#### [OBJECTIVE]
Transcribe the entries below exactly; leave every image out.

#### [RECORDS FOR THE EXERCISE]
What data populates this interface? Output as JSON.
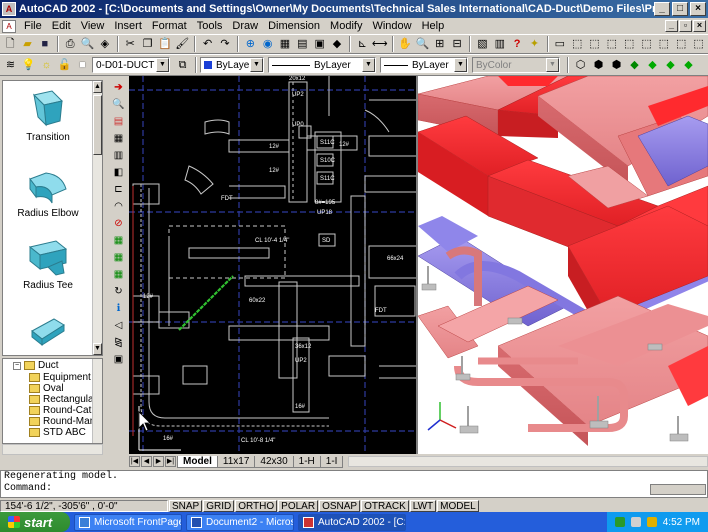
{
  "window": {
    "title": "AutoCAD 2002 - [C:\\Documents and Settings\\Owner\\My Documents\\Technical Sales International\\CAD-Duct\\Demo Files\\Projects\\4M4_1H-I-2.dwg]"
  },
  "menu": [
    "File",
    "Edit",
    "View",
    "Insert",
    "Format",
    "Tools",
    "Draw",
    "Dimension",
    "Modify",
    "Window",
    "Help"
  ],
  "layer_bar": {
    "layer": "0-D01-DUCT",
    "color": "ByLayer",
    "linetype": "ByLayer",
    "lineweight": "ByLayer",
    "plotstyle": "ByColor"
  },
  "palette": [
    "Transition",
    "Radius Elbow",
    "Radius Tee"
  ],
  "tree": {
    "root": "Duct",
    "items": [
      "Equipment",
      "Oval",
      "Rectangula",
      "Round-Cat",
      "Round-Man",
      "STD ABC"
    ]
  },
  "drawing_labels": [
    "20x12",
    "UP2",
    "UP0",
    "12#",
    "12#",
    "12#",
    "S11C",
    "S10C",
    "S11C",
    "FDT",
    "8#=195",
    "UP18",
    "CL 10'-4 1/4\"",
    "SD",
    "60x22",
    "12#",
    "FDT",
    "66x24",
    "36x12",
    "UP2",
    "16#",
    "16#",
    "CL 10'-8 1/4\""
  ],
  "layout_tabs": [
    "Model",
    "11x17",
    "42x30",
    "1-H",
    "1-I"
  ],
  "active_tab": "Model",
  "command": {
    "history": "Regenerating model.",
    "prompt": "Command:"
  },
  "status": {
    "coords": "154'-6 1/2\",  -305'6\"  , 0'-0\"",
    "buttons": [
      "SNAP",
      "GRID",
      "ORTHO",
      "POLAR",
      "OSNAP",
      "OTRACK",
      "LWT",
      "MODEL"
    ]
  },
  "taskbar": {
    "start": "start",
    "tasks": [
      "Microsoft FrontPage - ...",
      "Document2 - Microsof...",
      "AutoCAD 2002 - [C:\\..."
    ],
    "active_task": 2,
    "time": "4:52 PM"
  },
  "colors": {
    "title_active": "#0a246a",
    "duct_red": "#e8333b",
    "duct_pink": "#e88a8c",
    "duct_purple": "#8c7fe0",
    "taskbar": "#245edb"
  }
}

#### [FINAL RESULT]
What data populates this interface? Output as JSON.
{
  "window": {
    "title": "AutoCAD 2002 - [C:\\Documents and Settings\\Owner\\My Documents\\Technical Sales International\\CAD-Duct\\Demo Files\\Projects\\4M4_1H-I-2.dwg]"
  },
  "menu": [
    "File",
    "Edit",
    "View",
    "Insert",
    "Format",
    "Tools",
    "Draw",
    "Dimension",
    "Modify",
    "Window",
    "Help"
  ],
  "layer_bar": {
    "layer": "0-D01-DUCT",
    "color": "ByLayer",
    "linetype": "ByLayer",
    "lineweight": "ByLayer",
    "plotstyle": "ByColor"
  },
  "palette": [
    "Transition",
    "Radius Elbow",
    "Radius Tee"
  ],
  "tree": {
    "root": "Duct",
    "items": [
      "Equipment",
      "Oval",
      "Rectangula",
      "Round-Cat",
      "Round-Man",
      "STD ABC"
    ]
  },
  "drawing_labels": [
    "20x12",
    "UP2",
    "UP0",
    "12#",
    "12#",
    "12#",
    "S11C",
    "S10C",
    "S11C",
    "FDT",
    "8#=195",
    "UP18",
    "CL 10'-4 1/4\"",
    "SD",
    "60x22",
    "12#",
    "FDT",
    "66x24",
    "36x12",
    "UP2",
    "16#",
    "16#",
    "CL 10'-8 1/4\""
  ],
  "layout_tabs": [
    "Model",
    "11x17",
    "42x30",
    "1-H",
    "1-I"
  ],
  "active_tab": "Model",
  "command": {
    "history": "Regenerating model.",
    "prompt": "Command:"
  },
  "status": {
    "coords": "154'-6 1/2\",  -305'6\"  , 0'-0\"",
    "buttons": [
      "SNAP",
      "GRID",
      "ORTHO",
      "POLAR",
      "OSNAP",
      "OTRACK",
      "LWT",
      "MODEL"
    ]
  },
  "taskbar": {
    "start": "start",
    "tasks": [
      "Microsoft FrontPage - ...",
      "Document2 - Microsof...",
      "AutoCAD 2002 - [C:\\..."
    ],
    "active_task": 2,
    "time": "4:52 PM"
  },
  "colors": {
    "title_active": "#0a246a",
    "duct_red": "#e8333b",
    "duct_pink": "#e88a8c",
    "duct_purple": "#8c7fe0",
    "taskbar": "#245edb"
  }
}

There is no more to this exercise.